## [WORK INSTRUCTIONS]
Please reproduce every record, keeping each one exactly as written.

## [Stored data]
○ ○ ○ ○

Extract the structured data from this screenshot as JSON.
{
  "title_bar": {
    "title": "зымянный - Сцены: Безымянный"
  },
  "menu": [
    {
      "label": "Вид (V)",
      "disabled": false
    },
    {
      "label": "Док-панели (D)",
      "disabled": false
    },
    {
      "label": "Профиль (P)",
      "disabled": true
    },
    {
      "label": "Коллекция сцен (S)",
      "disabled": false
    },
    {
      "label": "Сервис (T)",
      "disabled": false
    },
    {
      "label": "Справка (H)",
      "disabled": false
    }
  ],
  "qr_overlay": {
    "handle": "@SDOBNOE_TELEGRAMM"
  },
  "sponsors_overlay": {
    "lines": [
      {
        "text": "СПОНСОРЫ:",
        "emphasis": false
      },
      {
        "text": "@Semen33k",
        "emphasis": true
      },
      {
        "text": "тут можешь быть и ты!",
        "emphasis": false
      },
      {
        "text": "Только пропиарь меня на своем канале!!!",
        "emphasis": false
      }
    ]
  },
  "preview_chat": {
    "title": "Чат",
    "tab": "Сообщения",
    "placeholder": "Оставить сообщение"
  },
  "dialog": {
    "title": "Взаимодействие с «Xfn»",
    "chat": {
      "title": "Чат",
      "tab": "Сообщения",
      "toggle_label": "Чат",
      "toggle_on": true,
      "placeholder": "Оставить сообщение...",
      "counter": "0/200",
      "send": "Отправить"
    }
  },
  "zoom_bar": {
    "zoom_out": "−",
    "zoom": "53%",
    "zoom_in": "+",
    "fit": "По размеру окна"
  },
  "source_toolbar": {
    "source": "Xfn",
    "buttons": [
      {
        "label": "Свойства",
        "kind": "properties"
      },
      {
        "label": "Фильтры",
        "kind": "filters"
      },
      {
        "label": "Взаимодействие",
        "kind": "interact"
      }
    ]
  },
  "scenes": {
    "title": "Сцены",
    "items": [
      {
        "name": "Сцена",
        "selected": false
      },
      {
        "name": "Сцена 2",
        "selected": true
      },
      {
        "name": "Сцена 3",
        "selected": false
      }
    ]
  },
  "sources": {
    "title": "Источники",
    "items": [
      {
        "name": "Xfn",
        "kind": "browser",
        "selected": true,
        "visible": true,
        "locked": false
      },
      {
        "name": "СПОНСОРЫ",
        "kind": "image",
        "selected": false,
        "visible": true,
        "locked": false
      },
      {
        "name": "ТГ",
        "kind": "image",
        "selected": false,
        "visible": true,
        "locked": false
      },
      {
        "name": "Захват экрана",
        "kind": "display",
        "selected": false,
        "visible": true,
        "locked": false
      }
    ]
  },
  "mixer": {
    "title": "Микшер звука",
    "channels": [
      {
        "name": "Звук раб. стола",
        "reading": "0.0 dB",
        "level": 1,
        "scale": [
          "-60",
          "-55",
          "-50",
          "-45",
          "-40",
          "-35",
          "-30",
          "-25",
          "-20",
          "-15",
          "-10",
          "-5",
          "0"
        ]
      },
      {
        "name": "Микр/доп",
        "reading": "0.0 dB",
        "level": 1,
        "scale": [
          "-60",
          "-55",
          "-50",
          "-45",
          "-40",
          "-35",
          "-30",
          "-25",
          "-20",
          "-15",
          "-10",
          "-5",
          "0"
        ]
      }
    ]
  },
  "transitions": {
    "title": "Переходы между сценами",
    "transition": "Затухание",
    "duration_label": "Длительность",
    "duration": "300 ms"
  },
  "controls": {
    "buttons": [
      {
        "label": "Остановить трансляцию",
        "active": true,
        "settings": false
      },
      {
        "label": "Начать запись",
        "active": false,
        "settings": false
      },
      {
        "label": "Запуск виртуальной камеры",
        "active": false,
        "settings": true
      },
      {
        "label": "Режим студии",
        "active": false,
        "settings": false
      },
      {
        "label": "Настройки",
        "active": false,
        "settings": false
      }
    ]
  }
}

○ ○ ○ ○

## [EXERCISE RESULT]
Extract the structured data from this screenshot as JSON.
{
  "title_bar": {
    "title": "зымянный - Сцены: Безымянный"
  },
  "menu": [
    {
      "label": "Вид (V)",
      "disabled": false
    },
    {
      "label": "Док-панели (D)",
      "disabled": false
    },
    {
      "label": "Профиль (P)",
      "disabled": true
    },
    {
      "label": "Коллекция сцен (S)",
      "disabled": false
    },
    {
      "label": "Сервис (T)",
      "disabled": false
    },
    {
      "label": "Справка (H)",
      "disabled": false
    }
  ],
  "qr_overlay": {
    "handle": "@SDOBNOE_TELEGRAMM"
  },
  "sponsors_overlay": {
    "lines": [
      {
        "text": "СПОНСОРЫ:",
        "emphasis": false
      },
      {
        "text": "@Semen33k",
        "emphasis": true
      },
      {
        "text": "тут можешь быть и ты!",
        "emphasis": false
      },
      {
        "text": "Только пропиарь меня на своем канале!!!",
        "emphasis": false
      }
    ]
  },
  "preview_chat": {
    "title": "Чат",
    "tab": "Сообщения",
    "placeholder": "Оставить сообщение"
  },
  "dialog": {
    "title": "Взаимодействие с «Xfn»",
    "chat": {
      "title": "Чат",
      "tab": "Сообщения",
      "toggle_label": "Чат",
      "toggle_on": true,
      "placeholder": "Оставить сообщение...",
      "counter": "0/200",
      "send": "Отправить"
    }
  },
  "zoom_bar": {
    "zoom_out": "−",
    "zoom": "53%",
    "zoom_in": "+",
    "fit": "По размеру окна"
  },
  "source_toolbar": {
    "source": "Xfn",
    "buttons": [
      {
        "label": "Свойства",
        "kind": "properties"
      },
      {
        "label": "Фильтры",
        "kind": "filters"
      },
      {
        "label": "Взаимодействие",
        "kind": "interact"
      }
    ]
  },
  "scenes": {
    "title": "Сцены",
    "items": [
      {
        "name": "Сцена",
        "selected": false
      },
      {
        "name": "Сцена 2",
        "selected": true
      },
      {
        "name": "Сцена 3",
        "selected": false
      }
    ]
  },
  "sources": {
    "title": "Источники",
    "items": [
      {
        "name": "Xfn",
        "kind": "browser",
        "selected": true,
        "visible": true,
        "locked": false
      },
      {
        "name": "СПОНСОРЫ",
        "kind": "image",
        "selected": false,
        "visible": true,
        "locked": false
      },
      {
        "name": "ТГ",
        "kind": "image",
        "selected": false,
        "visible": true,
        "locked": false
      },
      {
        "name": "Захват экрана",
        "kind": "display",
        "selected": false,
        "visible": true,
        "locked": false
      }
    ]
  },
  "mixer": {
    "title": "Микшер звука",
    "channels": [
      {
        "name": "Звук раб. стола",
        "reading": "0.0 dB",
        "level": 1,
        "scale": [
          "-60",
          "-55",
          "-50",
          "-45",
          "-40",
          "-35",
          "-30",
          "-25",
          "-20",
          "-15",
          "-10",
          "-5",
          "0"
        ]
      },
      {
        "name": "Микр/доп",
        "reading": "0.0 dB",
        "level": 1,
        "scale": [
          "-60",
          "-55",
          "-50",
          "-45",
          "-40",
          "-35",
          "-30",
          "-25",
          "-20",
          "-15",
          "-10",
          "-5",
          "0"
        ]
      }
    ]
  },
  "transitions": {
    "title": "Переходы между сценами",
    "transition": "Затухание",
    "duration_label": "Длительность",
    "duration": "300 ms"
  },
  "controls": {
    "buttons": [
      {
        "label": "Остановить трансляцию",
        "active": true,
        "settings": false
      },
      {
        "label": "Начать запись",
        "active": false,
        "settings": false
      },
      {
        "label": "Запуск виртуальной камеры",
        "active": false,
        "settings": true
      },
      {
        "label": "Режим студии",
        "active": false,
        "settings": false
      },
      {
        "label": "Настройки",
        "active": false,
        "settings": false
      }
    ]
  }
}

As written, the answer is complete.